| Reading text |
The working class, youth and all other people, who are taking part in the effort for the building of a great, prosperous and powerful country, should launch determined offensives, regarding their work places as battle fields. Our workers should create a new speed of advance in the spirit of having performed labour feats during the 150-day and 100-day campaigns.

The youth, who are a shock brigade in the great revolutionary upsurge, should make breakthroughs in the construction site of the Paektusan Songun Youth Power Station and other most difficult and labour-intensive posts and build more monumental edifices representing the Songun era, burning their hearts with the determination to move even the mountain if the Party calls them to do so. They should become heroes, who add lustre to the era of great upsurge with undying labour feats, and talented persons, who highly demonstrate the dignity of the country by pushing back the frontiers of science and technology.

We should strengthen the Party and remarkably enhance the role of Party organizations to achieve a brilliant victory in this year’s general offensive.

| Items |

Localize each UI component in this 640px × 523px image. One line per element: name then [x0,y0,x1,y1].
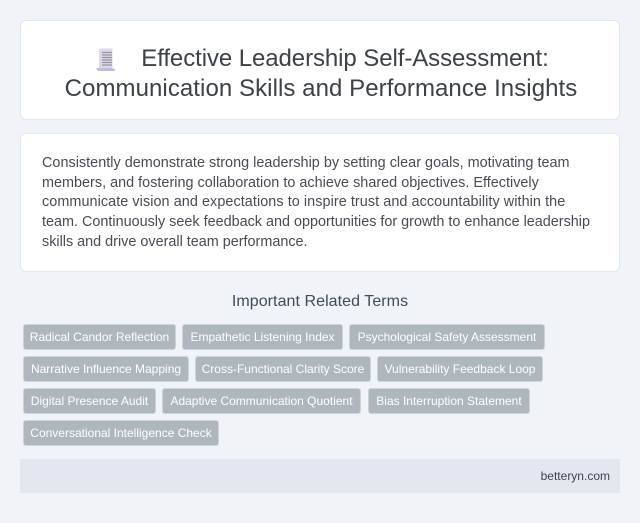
tag: Digital Presence Audit [31,394,148,408]
tag [182,324,343,350]
footer: site name: betteryn.com [541,469,610,483]
heading: related terms: Important Related Terms [232,293,408,310]
tag: Cross-Functional Clarity Score [202,362,364,376]
description text: team. Continuously seek feedback and opportunities for growth to enhance leadership [42,214,590,230]
title: Effective Leadership Self-Assessment: [141,45,549,72]
tag: Psychological Safety Assessment [358,330,536,344]
tag: Radical Candor Reflection [30,330,169,344]
tag [162,388,361,414]
description text: members, and fostering collaboration to achieve shared objectives. Effectively [42,175,539,191]
description text: communicate vision and expectations to inspire trust and accountability within the [42,194,565,210]
tag: Conversational Intelligence Check [30,426,212,440]
tag [23,356,189,382]
description text: Consistently demonstrate strong leadership by setting clear goals, motivating team [42,155,570,171]
icon: document scroll [96,48,115,71]
panel: description [20,133,620,272]
tag: Empathetic Listening Index [190,330,335,344]
tag [23,388,156,414]
tag [23,324,176,350]
tag [377,356,543,382]
description text: skills and drive overall team performance. [42,234,308,250]
panel: header [20,20,620,120]
tag [368,388,530,414]
tag [23,420,219,446]
panel: term tags [23,324,545,446]
title [65,45,577,102]
tag [349,324,545,350]
tag: Bias Interruption Statement [376,394,522,408]
footer bar [20,459,620,493]
tag: Vulnerability Feedback Loop [384,362,535,376]
description text [42,155,590,250]
tag: Narrative Influence Mapping [31,362,181,376]
title: Communication Skills and Performance Insights [65,75,577,102]
tag: Adaptive Communication Quotient [170,394,353,408]
tag [195,356,371,382]
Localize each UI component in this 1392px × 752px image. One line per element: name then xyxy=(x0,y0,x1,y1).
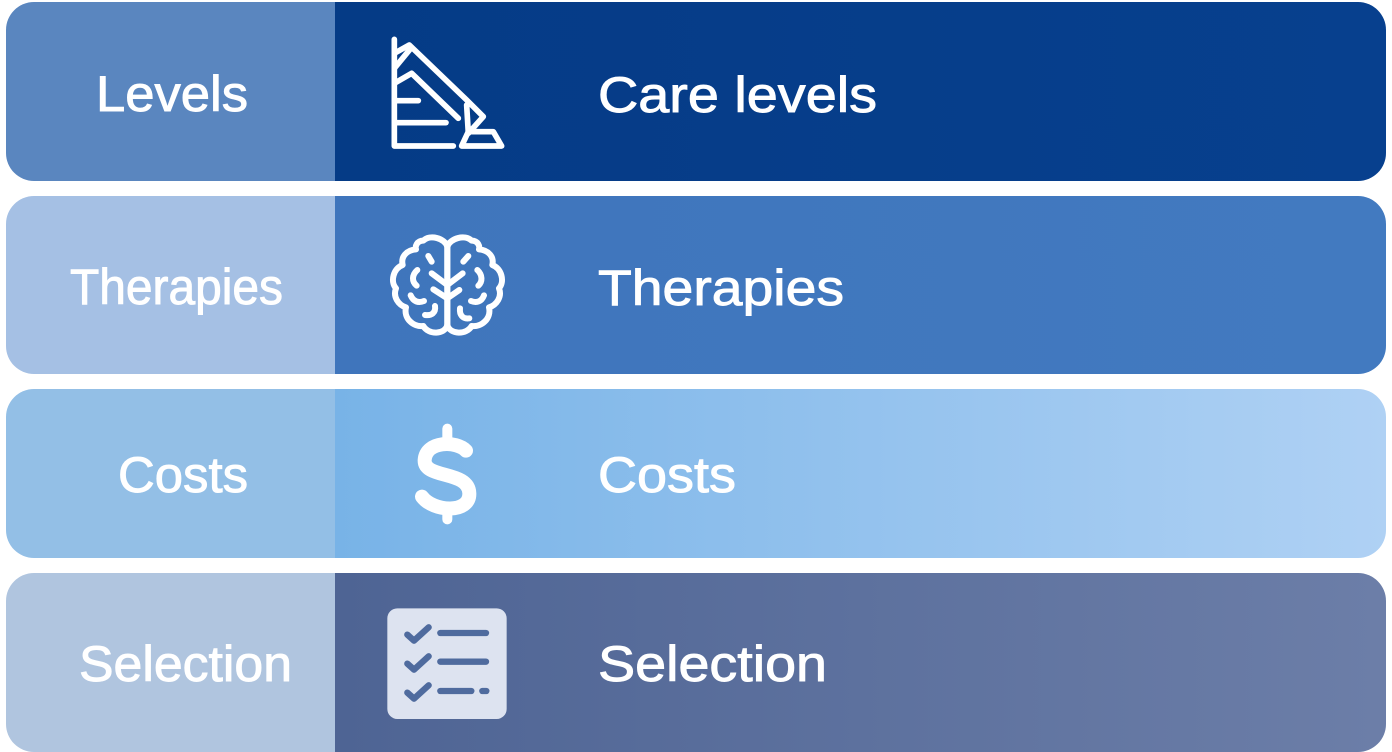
left label: Therapies: Therapies xyxy=(70,259,283,315)
panel: selection row xyxy=(6,573,1386,752)
panel: therapies row xyxy=(6,196,1386,374)
icon: dollar sign xyxy=(422,429,469,519)
right cell: therapies xyxy=(335,196,1386,374)
icon: checklist xyxy=(387,608,507,719)
left label cell: therapies xyxy=(6,196,335,374)
heading: Selection: Selection xyxy=(598,636,827,692)
right cell: selection xyxy=(335,573,1386,752)
panel: costs row xyxy=(6,389,1386,558)
left label cell: selection xyxy=(6,573,335,752)
icon: brain xyxy=(393,237,502,333)
left label cell: levels xyxy=(6,2,335,181)
left label cell: costs xyxy=(6,389,335,558)
heading: Care levels: Care levels xyxy=(598,67,877,123)
right cell: care levels xyxy=(335,2,1386,181)
left label: Costs: Costs xyxy=(118,447,248,503)
heading: Costs: Costs xyxy=(598,447,736,503)
left label: Levels: Levels xyxy=(96,66,248,122)
right cell: costs xyxy=(335,389,1386,558)
heading: Therapies: Therapies xyxy=(598,260,844,316)
icon: pyramid levels xyxy=(394,39,502,146)
left label: Selection: Selection xyxy=(79,636,292,692)
panel: care levels row xyxy=(6,2,1386,181)
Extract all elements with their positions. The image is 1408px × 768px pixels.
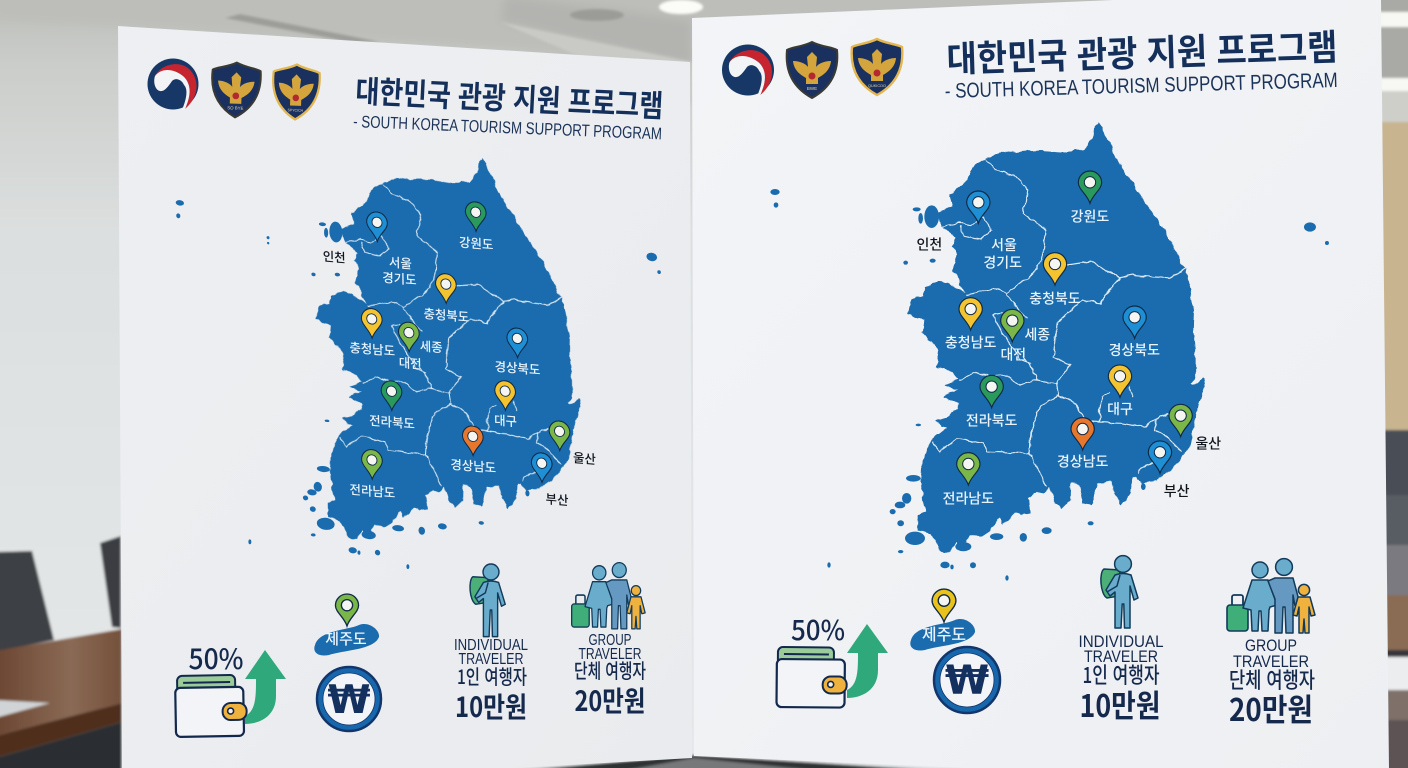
region labels: left map: 충청북도 bbox=[423, 303, 469, 326]
pin: 충청남도 bbox=[361, 308, 382, 339]
wallet with 50% increase: left poster bbox=[175, 638, 286, 737]
region labels: right map: 인천 bbox=[916, 234, 942, 254]
pin: 충청북도 bbox=[1043, 253, 1067, 285]
wallet with 50% increase: right poster: 50% bbox=[791, 609, 845, 648]
region labels: right map: 세종 bbox=[1024, 324, 1050, 344]
region labels: left map: 강원도 bbox=[459, 231, 493, 254]
region labels: right map: 대전 bbox=[1000, 344, 1026, 364]
region labels: left map bbox=[322, 220, 597, 518]
pin: 대전 bbox=[398, 321, 420, 353]
pin: 서울 bbox=[367, 211, 388, 242]
pin: 경상남도 bbox=[462, 425, 483, 456]
pin: 전라남도 bbox=[361, 449, 383, 480]
individual traveler: left poster: 1인 여행자 bbox=[457, 661, 527, 690]
group traveler: left poster bbox=[572, 563, 646, 720]
pin: 전라북도 bbox=[980, 375, 1003, 408]
pin: 대전 bbox=[1001, 309, 1024, 342]
group traveler: left poster: GROUP bbox=[588, 632, 632, 649]
logos: right poster bbox=[722, 39, 902, 98]
title: right poster: 대한민국 관광 지원 프로그램 bbox=[946, 19, 1338, 83]
subtitle: left poster: - SOUTH KOREA TOURISM SUPPORT PROGRAM bbox=[353, 112, 662, 143]
pin: 부산 bbox=[1148, 441, 1172, 473]
pin: 울산 bbox=[549, 420, 570, 451]
pin: 충청남도 bbox=[959, 298, 982, 330]
icon: police badge 1: BWE bbox=[807, 86, 817, 91]
individual traveler: left poster: 10만원 bbox=[455, 686, 527, 726]
icon: police badge 2 bbox=[272, 64, 320, 120]
region labels: left map: 서울 bbox=[389, 252, 412, 273]
region labels: right map: 강원도 bbox=[1071, 207, 1109, 227]
region labels: left map: 인천 bbox=[323, 245, 346, 267]
pin: 경상남도 bbox=[1071, 418, 1094, 450]
individual traveler: right poster: INDIVIDUAL bbox=[1078, 632, 1164, 651]
region labels: left map: 경기도 bbox=[382, 267, 417, 289]
pin: 강원도 bbox=[1078, 171, 1102, 203]
region labels: right map: 전라남도 bbox=[943, 488, 994, 508]
region labels: right map bbox=[916, 207, 1221, 508]
icon: police badge 1 bbox=[211, 62, 261, 118]
icon: won coin, right poster bbox=[934, 647, 1000, 713]
icon: police badge 2 bbox=[852, 39, 902, 95]
icon: taegeuk emblem bbox=[148, 58, 198, 110]
icon: won coin, left poster bbox=[317, 667, 381, 731]
group traveler: right poster: 20만원 bbox=[1229, 685, 1313, 730]
pin: 경상북도 bbox=[507, 327, 528, 358]
jeju pin and label: left poster bbox=[314, 594, 379, 656]
group traveler: right poster: TRAVELER bbox=[1233, 652, 1309, 671]
icon: police badge 1 bbox=[787, 42, 837, 98]
group traveler: right poster: 단체 여행자 bbox=[1229, 663, 1315, 695]
group traveler: right poster: GROUP bbox=[1245, 636, 1297, 655]
pin: 경상북도 bbox=[1123, 306, 1146, 338]
region labels: left map: 전라남도 bbox=[349, 479, 395, 502]
individual traveler: right poster: TRAVELER bbox=[1084, 647, 1158, 666]
individual traveler: right poster bbox=[1078, 556, 1164, 726]
pin: 전라북도 bbox=[381, 380, 402, 411]
panel: left poster bbox=[118, 26, 692, 768]
region labels: right map: 울산 bbox=[1195, 433, 1221, 453]
individual traveler: left poster: INDIVIDUAL bbox=[454, 637, 528, 654]
region labels: right map: 전라북도 bbox=[966, 411, 1018, 431]
icon: won coin, left poster: ₩ bbox=[327, 678, 371, 723]
pin: 대구 bbox=[495, 380, 516, 411]
region labels: right map: 충청북도 bbox=[1029, 288, 1081, 308]
pin: 강원도 bbox=[465, 201, 486, 232]
icon: won coin, right poster: ₩ bbox=[945, 658, 989, 704]
pin: 울산 bbox=[1169, 404, 1192, 437]
icon: police badge 2: QUKICOO bbox=[868, 84, 886, 88]
group traveler: left poster: TRAVELER bbox=[578, 646, 642, 663]
region labels: right map: 경기도 bbox=[983, 252, 1022, 272]
region labels: right map: 부산 bbox=[1164, 481, 1190, 501]
icon: taegeuk emblem bbox=[722, 44, 774, 96]
region labels: left map: 경상북도 bbox=[494, 356, 540, 379]
individual traveler: right poster: 10만원 bbox=[1080, 681, 1160, 726]
pin: 충청북도 bbox=[435, 273, 457, 304]
panel: right poster bbox=[692, 0, 1389, 768]
individual traveler: right poster: 1인 여행자 bbox=[1082, 658, 1160, 690]
title: left poster: 대한민국 관광 지원 프로그램 bbox=[355, 66, 664, 126]
region labels: left map: 전라북도 bbox=[369, 410, 415, 433]
individual traveler: left poster bbox=[454, 564, 528, 726]
region labels: left map: 경상남도 bbox=[450, 454, 496, 477]
map: right poster bbox=[770, 123, 1329, 581]
pin: 부산 bbox=[531, 452, 552, 483]
region labels: left map: 대구 bbox=[494, 409, 517, 430]
pin: 대구 bbox=[1108, 365, 1132, 397]
region labels: right map: 대구 bbox=[1107, 399, 1133, 419]
icon: police badge 2: SPYCICH bbox=[288, 108, 304, 113]
region labels: left map: 부산 bbox=[545, 488, 569, 509]
region labels: left map: 충청남도 bbox=[349, 337, 395, 360]
region labels: right map: 충청남도 bbox=[945, 332, 997, 352]
map: left poster bbox=[175, 133, 666, 590]
individual traveler: left poster: TRAVELER bbox=[458, 651, 524, 668]
pin: 전라남도 bbox=[957, 453, 980, 485]
group traveler: right poster bbox=[1227, 559, 1315, 730]
region labels: right map: 경상남도 bbox=[1057, 452, 1109, 472]
group traveler: left poster: 단체 여행자 bbox=[574, 655, 646, 684]
logos: left poster bbox=[148, 58, 320, 120]
wallet with 50% increase: left poster: 50% bbox=[188, 638, 244, 678]
region labels: left map: 대전 bbox=[399, 352, 422, 373]
region labels: right map: 경상북도 bbox=[1109, 340, 1160, 360]
group traveler: left poster: 20만원 bbox=[574, 680, 646, 720]
jeju pin and label: right poster: 제주도 bbox=[922, 621, 966, 645]
icon: police badge 1: SO BYE bbox=[227, 105, 244, 111]
wallet with 50% increase: right poster bbox=[776, 609, 888, 708]
jeju pin and label: right poster bbox=[910, 589, 975, 651]
region labels: left map: 울산 bbox=[573, 447, 596, 468]
pin: 서울 bbox=[967, 191, 990, 223]
jeju pin and label: left poster: 제주도 bbox=[325, 628, 367, 649]
region labels: right map: 서울 bbox=[991, 235, 1017, 255]
region labels: left map: 세종 bbox=[420, 335, 443, 356]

| Requirement 1 |
Could you copy out the entries from the line containing "left label: Therapies: Therapies" through the line containing "left label cell: therapies", reproducing each line without any change?
| Requirement 2 |
Can you continue the passage calling on workers and youth to join this year's general offensive, starting right after its final sentence?

| Task response 1 |
left label: Therapies: Therapies xyxy=(70,259,283,315)
panel: selection row xyxy=(6,573,1386,752)
panel: therapies row xyxy=(6,196,1386,374)
icon: dollar sign xyxy=(422,429,469,519)
right cell: therapies xyxy=(335,196,1386,374)
icon: checklist xyxy=(387,608,507,719)
left label cell: therapies xyxy=(6,196,335,374)

| Task response 2 |
This year, when we will be celebrating the 65th anniversary of the founding of the Party, Party organizations should give free rein to our Party’s militant might, which was built in the tempest of the Songun revolution, by bringing about a fresh turn in the Party work.

They should further intensify the Three-Revolution Red Flag Movement, so as to ensure that the revolution in ideology, technology and culture is waged briskly at all units.

We should defend the interests of the masses in a thoroughgoing way and solve all problems by relying on their strength as required by the revolutionary mass line of the Party.

Officials should become true servants of the people, who understand their sentiments and unfold their work as suited to these sentiments, and commanding personnel who, enjoy reputation and love among them, as they are possessed of free and easy character and ennobling humane traits.

All Party members, with a high political consciousness that they are the members of the glorious Workers’ Party of Korea, should become skillful political activists and courageous fighters, who always hold the flag in the van in all fronts of making a great upsurge.

The working people’s organizations should strengthen ideological education and briskly conduct various kinds of mass movements, like the socialist emulation movement among their members so as to give free rein to their patriotic enthusiasm in today’s effort for building a great, prosperous and powerful nation.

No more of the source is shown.